## YOUR GOAL
Print out every line, exactly as written.

** START OF EXTRACTED ENTRIES **

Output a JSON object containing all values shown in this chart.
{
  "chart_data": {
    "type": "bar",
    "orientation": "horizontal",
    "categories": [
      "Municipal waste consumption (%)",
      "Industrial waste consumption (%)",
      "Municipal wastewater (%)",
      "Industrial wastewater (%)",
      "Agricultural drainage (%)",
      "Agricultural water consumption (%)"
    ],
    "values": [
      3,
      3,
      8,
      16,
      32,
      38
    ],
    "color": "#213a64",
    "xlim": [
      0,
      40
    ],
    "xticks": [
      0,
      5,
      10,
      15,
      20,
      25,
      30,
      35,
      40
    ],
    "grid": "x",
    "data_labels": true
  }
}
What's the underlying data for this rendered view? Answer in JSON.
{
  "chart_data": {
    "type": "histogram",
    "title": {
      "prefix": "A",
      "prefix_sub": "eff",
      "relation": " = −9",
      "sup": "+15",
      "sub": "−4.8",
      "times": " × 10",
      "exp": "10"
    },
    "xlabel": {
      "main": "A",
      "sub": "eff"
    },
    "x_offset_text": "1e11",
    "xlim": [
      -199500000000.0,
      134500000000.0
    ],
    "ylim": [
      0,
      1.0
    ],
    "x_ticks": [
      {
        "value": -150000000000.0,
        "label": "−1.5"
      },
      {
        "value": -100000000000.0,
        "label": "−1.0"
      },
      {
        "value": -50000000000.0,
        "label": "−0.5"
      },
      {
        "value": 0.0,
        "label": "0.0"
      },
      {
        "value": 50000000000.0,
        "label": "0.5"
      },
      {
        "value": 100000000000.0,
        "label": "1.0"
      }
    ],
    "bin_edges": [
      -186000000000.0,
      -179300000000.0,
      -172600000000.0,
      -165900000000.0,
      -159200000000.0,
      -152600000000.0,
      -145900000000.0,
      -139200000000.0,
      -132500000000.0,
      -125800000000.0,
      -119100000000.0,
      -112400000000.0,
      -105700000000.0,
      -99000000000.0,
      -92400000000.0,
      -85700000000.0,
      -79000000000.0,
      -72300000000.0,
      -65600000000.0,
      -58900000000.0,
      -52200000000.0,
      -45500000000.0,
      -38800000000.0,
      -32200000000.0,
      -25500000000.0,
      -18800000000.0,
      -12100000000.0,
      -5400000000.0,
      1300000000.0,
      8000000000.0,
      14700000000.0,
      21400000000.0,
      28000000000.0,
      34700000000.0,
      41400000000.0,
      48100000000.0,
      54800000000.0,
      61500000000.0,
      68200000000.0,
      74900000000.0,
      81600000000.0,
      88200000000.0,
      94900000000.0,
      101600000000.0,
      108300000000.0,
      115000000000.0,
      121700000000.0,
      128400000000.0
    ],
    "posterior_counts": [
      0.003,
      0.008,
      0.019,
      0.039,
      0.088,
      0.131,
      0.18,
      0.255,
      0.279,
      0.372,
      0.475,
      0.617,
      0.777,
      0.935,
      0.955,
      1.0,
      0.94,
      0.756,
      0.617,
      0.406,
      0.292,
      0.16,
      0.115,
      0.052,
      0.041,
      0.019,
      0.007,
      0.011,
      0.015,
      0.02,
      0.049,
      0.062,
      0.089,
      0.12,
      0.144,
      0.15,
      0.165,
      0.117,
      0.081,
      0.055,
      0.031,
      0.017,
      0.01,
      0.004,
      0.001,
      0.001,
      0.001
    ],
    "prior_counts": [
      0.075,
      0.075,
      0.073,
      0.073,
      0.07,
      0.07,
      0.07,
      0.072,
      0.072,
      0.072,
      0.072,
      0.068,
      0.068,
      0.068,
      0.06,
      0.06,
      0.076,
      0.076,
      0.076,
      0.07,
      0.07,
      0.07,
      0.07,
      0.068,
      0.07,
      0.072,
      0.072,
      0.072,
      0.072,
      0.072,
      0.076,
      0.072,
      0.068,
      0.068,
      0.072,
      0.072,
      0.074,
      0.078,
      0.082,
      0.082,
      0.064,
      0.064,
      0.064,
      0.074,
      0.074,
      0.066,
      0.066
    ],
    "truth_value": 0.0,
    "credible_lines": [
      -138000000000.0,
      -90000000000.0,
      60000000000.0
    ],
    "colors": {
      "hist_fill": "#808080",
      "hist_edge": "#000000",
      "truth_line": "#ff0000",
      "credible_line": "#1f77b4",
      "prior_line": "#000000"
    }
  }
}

** END OF EXTRACTED ENTRIES **

## OUTPUT FOR THIS TASK
Output a JSON object containing all values shown in this chart.
{
  "chart_data": {
    "type": "bar",
    "orientation": "horizontal",
    "categories": [
      "Municipal waste consumption (%)",
      "Industrial waste consumption (%)",
      "Municipal wastewater (%)",
      "Industrial wastewater (%)",
      "Agricultural drainage (%)",
      "Agricultural water consumption (%)"
    ],
    "values": [
      3,
      3,
      8,
      16,
      32,
      38
    ],
    "color": "#213a64",
    "xlim": [
      0,
      40
    ],
    "xticks": [
      0,
      5,
      10,
      15,
      20,
      25,
      30,
      35,
      40
    ],
    "grid": "x",
    "data_labels": true
  }
}
What's the underlying data for this rendered view? Answer in JSON.
{
  "chart_data": {
    "type": "histogram",
    "title": {
      "prefix": "A",
      "prefix_sub": "eff",
      "relation": " = −9",
      "sup": "+15",
      "sub": "−4.8",
      "times": " × 10",
      "exp": "10"
    },
    "xlabel": {
      "main": "A",
      "sub": "eff"
    },
    "x_offset_text": "1e11",
    "xlim": [
      -199500000000.0,
      134500000000.0
    ],
    "ylim": [
      0,
      1.0
    ],
    "x_ticks": [
      {
        "value": -150000000000.0,
        "label": "−1.5"
      },
      {
        "value": -100000000000.0,
        "label": "−1.0"
      },
      {
        "value": -50000000000.0,
        "label": "−0.5"
      },
      {
        "value": 0.0,
        "label": "0.0"
      },
      {
        "value": 50000000000.0,
        "label": "0.5"
      },
      {
        "value": 100000000000.0,
        "label": "1.0"
      }
    ],
    "bin_edges": [
      -186000000000.0,
      -179300000000.0,
      -172600000000.0,
      -165900000000.0,
      -159200000000.0,
      -152600000000.0,
      -145900000000.0,
      -139200000000.0,
      -132500000000.0,
      -125800000000.0,
      -119100000000.0,
      -112400000000.0,
      -105700000000.0,
      -99000000000.0,
      -92400000000.0,
      -85700000000.0,
      -79000000000.0,
      -72300000000.0,
      -65600000000.0,
      -58900000000.0,
      -52200000000.0,
      -45500000000.0,
      -38800000000.0,
      -32200000000.0,
      -25500000000.0,
      -18800000000.0,
      -12100000000.0,
      -5400000000.0,
      1300000000.0,
      8000000000.0,
      14700000000.0,
      21400000000.0,
      28000000000.0,
      34700000000.0,
      41400000000.0,
      48100000000.0,
      54800000000.0,
      61500000000.0,
      68200000000.0,
      74900000000.0,
      81600000000.0,
      88200000000.0,
      94900000000.0,
      101600000000.0,
      108300000000.0,
      115000000000.0,
      121700000000.0,
      128400000000.0
    ],
    "posterior_counts": [
      0.003,
      0.008,
      0.019,
      0.039,
      0.088,
      0.131,
      0.18,
      0.255,
      0.279,
      0.372,
      0.475,
      0.617,
      0.777,
      0.935,
      0.955,
      1.0,
      0.94,
      0.756,
      0.617,
      0.406,
      0.292,
      0.16,
      0.115,
      0.052,
      0.041,
      0.019,
      0.007,
      0.011,
      0.015,
      0.02,
      0.049,
      0.062,
      0.089,
      0.12,
      0.144,
      0.15,
      0.165,
      0.117,
      0.081,
      0.055,
      0.031,
      0.017,
      0.01,
      0.004,
      0.001,
      0.001,
      0.001
    ],
    "prior_counts": [
      0.075,
      0.075,
      0.073,
      0.073,
      0.07,
      0.07,
      0.07,
      0.072,
      0.072,
      0.072,
      0.072,
      0.068,
      0.068,
      0.068,
      0.06,
      0.06,
      0.076,
      0.076,
      0.076,
      0.07,
      0.07,
      0.07,
      0.07,
      0.068,
      0.07,
      0.072,
      0.072,
      0.072,
      0.072,
      0.072,
      0.076,
      0.072,
      0.068,
      0.068,
      0.072,
      0.072,
      0.074,
      0.078,
      0.082,
      0.082,
      0.064,
      0.064,
      0.064,
      0.074,
      0.074,
      0.066,
      0.066
    ],
    "truth_value": 0.0,
    "credible_lines": [
      -138000000000.0,
      -90000000000.0,
      60000000000.0
    ],
    "colors": {
      "hist_fill": "#808080",
      "hist_edge": "#000000",
      "truth_line": "#ff0000",
      "credible_line": "#1f77b4",
      "prior_line": "#000000"
    }
  }
}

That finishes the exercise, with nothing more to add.